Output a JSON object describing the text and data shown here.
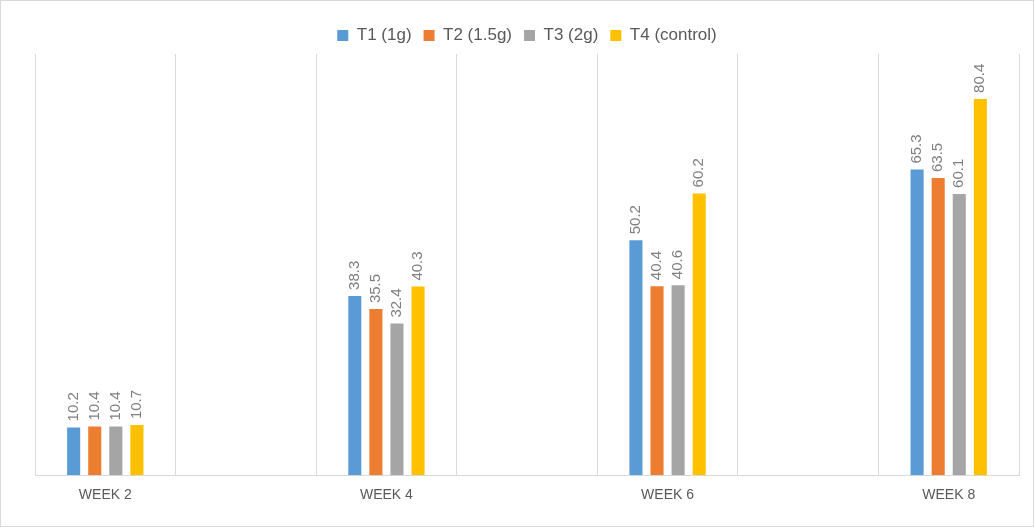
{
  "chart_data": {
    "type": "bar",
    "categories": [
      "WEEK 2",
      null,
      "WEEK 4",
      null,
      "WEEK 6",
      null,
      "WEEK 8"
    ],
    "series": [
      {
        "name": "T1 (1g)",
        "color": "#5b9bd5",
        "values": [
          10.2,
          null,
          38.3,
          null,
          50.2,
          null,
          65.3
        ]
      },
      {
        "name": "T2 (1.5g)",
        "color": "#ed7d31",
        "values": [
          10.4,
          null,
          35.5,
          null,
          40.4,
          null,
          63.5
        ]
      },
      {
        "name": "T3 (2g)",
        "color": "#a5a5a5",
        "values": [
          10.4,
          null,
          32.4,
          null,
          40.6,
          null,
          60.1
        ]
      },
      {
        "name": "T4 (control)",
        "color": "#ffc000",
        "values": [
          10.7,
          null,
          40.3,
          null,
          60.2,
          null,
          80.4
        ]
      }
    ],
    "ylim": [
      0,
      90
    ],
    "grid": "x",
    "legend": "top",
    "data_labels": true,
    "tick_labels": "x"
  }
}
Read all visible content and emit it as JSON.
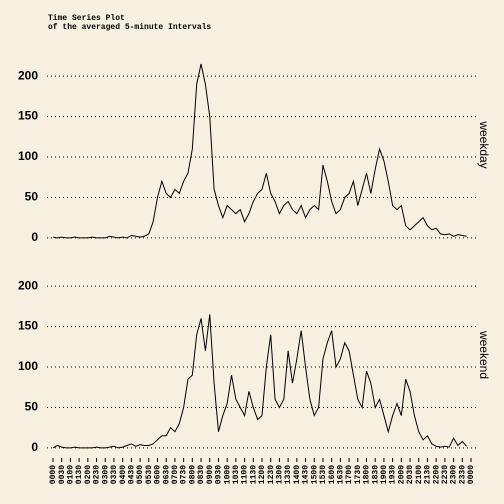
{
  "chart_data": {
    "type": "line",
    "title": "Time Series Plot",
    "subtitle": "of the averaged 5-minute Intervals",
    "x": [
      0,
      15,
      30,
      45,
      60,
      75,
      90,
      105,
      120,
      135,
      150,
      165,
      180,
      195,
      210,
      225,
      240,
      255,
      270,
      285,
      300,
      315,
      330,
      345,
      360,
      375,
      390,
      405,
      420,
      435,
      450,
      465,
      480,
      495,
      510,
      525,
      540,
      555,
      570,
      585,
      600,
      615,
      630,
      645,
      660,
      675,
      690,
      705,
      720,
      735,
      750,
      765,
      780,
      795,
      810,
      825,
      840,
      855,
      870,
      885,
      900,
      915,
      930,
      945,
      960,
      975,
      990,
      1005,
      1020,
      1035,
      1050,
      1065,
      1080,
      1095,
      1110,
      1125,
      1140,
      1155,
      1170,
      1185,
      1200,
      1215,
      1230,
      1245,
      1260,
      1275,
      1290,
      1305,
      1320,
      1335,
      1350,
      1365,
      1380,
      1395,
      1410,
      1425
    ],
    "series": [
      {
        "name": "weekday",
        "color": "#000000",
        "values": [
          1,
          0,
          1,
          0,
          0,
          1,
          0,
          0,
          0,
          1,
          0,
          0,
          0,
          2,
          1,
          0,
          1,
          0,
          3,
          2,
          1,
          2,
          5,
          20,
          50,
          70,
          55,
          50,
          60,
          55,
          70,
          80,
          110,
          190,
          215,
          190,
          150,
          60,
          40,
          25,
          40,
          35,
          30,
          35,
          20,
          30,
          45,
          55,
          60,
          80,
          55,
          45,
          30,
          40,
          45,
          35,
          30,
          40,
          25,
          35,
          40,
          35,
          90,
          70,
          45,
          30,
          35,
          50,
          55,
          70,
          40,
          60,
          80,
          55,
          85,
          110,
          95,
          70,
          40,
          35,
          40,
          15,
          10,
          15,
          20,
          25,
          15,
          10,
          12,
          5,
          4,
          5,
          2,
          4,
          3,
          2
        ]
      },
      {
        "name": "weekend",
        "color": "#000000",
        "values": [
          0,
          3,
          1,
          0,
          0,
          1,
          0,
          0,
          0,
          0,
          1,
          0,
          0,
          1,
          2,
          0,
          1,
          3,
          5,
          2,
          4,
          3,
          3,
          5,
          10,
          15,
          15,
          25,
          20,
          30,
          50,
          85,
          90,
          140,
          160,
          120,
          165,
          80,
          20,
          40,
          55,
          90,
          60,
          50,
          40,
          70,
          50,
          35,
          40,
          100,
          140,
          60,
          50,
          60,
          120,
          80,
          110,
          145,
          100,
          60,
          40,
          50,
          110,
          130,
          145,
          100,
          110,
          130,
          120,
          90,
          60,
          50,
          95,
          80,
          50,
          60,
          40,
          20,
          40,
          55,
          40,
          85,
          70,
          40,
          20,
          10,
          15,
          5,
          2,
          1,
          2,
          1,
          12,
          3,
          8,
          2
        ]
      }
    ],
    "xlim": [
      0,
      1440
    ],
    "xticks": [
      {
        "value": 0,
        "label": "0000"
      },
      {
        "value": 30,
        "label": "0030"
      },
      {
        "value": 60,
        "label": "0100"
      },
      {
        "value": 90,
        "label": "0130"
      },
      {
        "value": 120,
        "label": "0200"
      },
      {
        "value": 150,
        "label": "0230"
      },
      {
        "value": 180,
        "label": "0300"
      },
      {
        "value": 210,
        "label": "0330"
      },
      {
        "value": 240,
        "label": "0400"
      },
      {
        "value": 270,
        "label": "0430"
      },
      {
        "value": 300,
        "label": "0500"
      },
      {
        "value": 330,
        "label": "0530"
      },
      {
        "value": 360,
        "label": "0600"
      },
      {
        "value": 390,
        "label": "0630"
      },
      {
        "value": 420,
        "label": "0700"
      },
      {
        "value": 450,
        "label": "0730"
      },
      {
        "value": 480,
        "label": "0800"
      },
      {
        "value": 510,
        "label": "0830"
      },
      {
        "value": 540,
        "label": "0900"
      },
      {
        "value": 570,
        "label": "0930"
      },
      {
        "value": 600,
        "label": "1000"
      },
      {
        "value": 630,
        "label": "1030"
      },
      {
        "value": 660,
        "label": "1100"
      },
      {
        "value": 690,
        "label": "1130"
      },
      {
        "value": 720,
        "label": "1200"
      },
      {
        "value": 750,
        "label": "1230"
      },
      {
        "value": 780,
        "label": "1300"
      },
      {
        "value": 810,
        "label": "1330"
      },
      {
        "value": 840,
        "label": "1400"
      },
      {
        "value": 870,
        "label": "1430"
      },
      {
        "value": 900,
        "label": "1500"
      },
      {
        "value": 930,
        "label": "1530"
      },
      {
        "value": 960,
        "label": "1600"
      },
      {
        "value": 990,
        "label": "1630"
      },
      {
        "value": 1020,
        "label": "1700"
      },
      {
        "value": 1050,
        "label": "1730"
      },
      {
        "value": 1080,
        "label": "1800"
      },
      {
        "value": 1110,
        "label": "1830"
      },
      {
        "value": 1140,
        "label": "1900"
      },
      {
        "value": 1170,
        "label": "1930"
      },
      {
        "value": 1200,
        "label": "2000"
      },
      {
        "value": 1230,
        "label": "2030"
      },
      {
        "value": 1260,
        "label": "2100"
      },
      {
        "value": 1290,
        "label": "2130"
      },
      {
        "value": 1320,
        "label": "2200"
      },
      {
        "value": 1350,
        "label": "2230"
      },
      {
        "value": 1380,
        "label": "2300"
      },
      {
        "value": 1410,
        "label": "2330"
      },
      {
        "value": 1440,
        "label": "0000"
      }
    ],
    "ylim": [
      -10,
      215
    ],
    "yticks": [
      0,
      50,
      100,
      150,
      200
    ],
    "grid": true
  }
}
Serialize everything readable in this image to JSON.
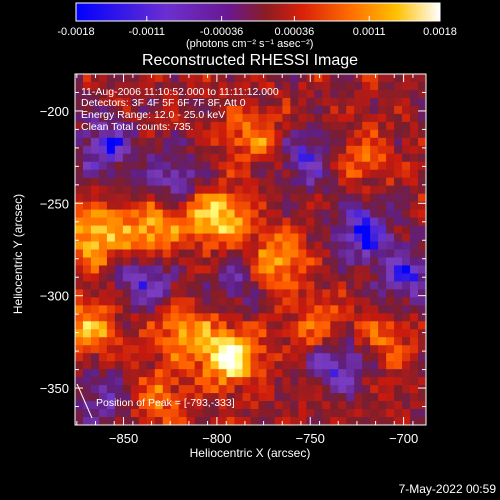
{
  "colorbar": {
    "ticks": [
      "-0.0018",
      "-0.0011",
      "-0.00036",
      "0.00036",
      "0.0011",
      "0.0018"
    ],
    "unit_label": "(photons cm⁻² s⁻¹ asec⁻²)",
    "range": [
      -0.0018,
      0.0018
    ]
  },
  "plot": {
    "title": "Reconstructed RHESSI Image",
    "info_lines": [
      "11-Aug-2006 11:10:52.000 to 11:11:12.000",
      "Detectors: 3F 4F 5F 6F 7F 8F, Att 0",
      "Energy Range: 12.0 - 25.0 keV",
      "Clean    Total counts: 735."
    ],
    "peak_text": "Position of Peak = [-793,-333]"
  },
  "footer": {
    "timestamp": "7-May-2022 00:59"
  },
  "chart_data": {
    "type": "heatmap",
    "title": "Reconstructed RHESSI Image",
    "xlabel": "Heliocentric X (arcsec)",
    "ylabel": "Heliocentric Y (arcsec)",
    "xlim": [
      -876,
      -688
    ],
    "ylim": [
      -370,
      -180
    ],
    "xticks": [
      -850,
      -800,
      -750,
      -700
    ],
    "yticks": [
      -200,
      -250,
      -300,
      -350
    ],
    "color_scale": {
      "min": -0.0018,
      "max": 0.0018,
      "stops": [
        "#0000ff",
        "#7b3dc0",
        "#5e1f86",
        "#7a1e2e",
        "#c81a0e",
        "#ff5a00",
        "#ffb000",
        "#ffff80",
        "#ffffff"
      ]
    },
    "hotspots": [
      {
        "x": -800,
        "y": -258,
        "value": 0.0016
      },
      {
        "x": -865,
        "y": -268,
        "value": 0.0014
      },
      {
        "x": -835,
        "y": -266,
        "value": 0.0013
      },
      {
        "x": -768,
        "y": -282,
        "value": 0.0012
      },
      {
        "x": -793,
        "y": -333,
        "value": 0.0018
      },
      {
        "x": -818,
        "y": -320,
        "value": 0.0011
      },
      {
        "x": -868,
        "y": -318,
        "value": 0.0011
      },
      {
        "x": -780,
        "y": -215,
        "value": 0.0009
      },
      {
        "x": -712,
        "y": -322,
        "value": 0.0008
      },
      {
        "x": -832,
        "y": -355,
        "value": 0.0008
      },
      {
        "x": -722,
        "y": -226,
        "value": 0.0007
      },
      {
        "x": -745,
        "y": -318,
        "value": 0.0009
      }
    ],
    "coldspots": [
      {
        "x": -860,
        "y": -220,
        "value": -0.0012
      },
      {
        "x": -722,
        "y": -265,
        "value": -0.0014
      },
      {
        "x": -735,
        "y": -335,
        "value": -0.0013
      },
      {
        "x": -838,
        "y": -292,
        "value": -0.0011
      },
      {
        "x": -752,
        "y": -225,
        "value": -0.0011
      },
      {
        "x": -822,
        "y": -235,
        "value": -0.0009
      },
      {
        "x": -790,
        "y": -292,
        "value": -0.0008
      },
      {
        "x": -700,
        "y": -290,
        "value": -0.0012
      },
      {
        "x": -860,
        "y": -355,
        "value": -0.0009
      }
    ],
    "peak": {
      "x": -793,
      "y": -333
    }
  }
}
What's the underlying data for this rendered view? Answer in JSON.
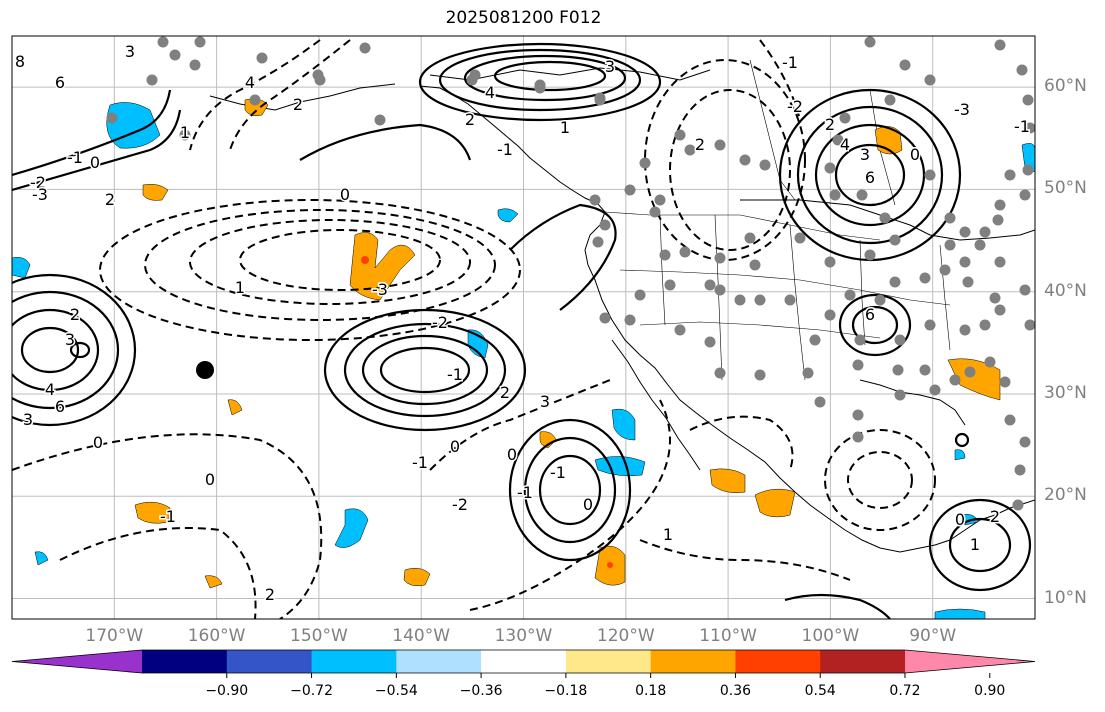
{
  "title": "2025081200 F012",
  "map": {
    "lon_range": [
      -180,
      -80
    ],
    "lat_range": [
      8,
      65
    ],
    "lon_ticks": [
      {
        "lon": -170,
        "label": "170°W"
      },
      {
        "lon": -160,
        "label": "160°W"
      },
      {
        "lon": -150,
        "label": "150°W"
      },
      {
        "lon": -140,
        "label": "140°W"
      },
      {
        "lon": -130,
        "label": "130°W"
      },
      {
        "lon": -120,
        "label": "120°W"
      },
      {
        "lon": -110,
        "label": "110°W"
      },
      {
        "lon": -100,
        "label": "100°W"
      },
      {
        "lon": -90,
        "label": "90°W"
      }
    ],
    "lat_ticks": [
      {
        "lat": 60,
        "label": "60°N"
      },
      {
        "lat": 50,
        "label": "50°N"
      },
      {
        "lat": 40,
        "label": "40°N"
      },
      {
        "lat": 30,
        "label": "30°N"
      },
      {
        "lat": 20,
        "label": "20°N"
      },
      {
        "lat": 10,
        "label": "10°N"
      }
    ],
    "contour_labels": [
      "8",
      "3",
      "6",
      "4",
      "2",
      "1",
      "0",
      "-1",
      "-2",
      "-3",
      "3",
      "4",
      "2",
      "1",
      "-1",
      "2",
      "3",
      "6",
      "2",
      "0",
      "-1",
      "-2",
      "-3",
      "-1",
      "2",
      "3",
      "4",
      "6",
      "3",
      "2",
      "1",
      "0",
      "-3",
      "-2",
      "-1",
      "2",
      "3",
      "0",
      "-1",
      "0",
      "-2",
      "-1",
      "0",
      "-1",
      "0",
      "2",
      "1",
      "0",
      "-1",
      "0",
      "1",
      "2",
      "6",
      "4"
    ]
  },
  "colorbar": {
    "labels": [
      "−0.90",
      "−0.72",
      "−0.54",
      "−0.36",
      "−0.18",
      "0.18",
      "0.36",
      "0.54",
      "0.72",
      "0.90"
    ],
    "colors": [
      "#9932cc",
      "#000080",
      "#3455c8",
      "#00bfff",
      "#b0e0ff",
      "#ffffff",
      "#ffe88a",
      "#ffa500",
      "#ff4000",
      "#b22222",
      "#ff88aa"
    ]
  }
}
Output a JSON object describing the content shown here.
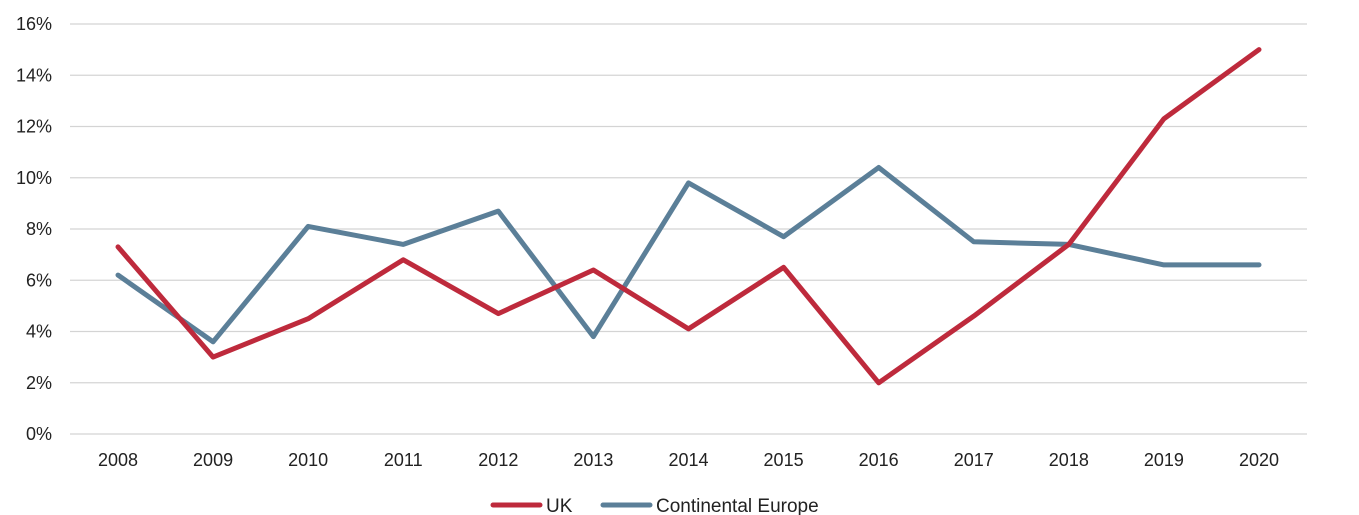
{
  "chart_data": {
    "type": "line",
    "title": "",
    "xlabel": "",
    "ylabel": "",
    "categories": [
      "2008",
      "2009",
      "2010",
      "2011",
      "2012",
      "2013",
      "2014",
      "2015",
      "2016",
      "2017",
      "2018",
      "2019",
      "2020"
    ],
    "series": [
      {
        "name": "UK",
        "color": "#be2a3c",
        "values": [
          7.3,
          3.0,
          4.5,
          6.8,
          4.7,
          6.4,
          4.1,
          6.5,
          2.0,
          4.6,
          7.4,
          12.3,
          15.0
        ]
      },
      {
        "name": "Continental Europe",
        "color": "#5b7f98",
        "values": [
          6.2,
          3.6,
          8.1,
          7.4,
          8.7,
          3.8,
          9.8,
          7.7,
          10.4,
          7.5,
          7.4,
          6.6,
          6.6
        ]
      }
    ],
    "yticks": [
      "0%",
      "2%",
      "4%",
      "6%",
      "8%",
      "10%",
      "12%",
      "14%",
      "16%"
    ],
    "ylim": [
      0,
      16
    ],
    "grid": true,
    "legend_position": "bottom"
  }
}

## Task to complete
In the listing above, how many lines hold the word "name"? Give the number and nothing more.

## Finished exercise
8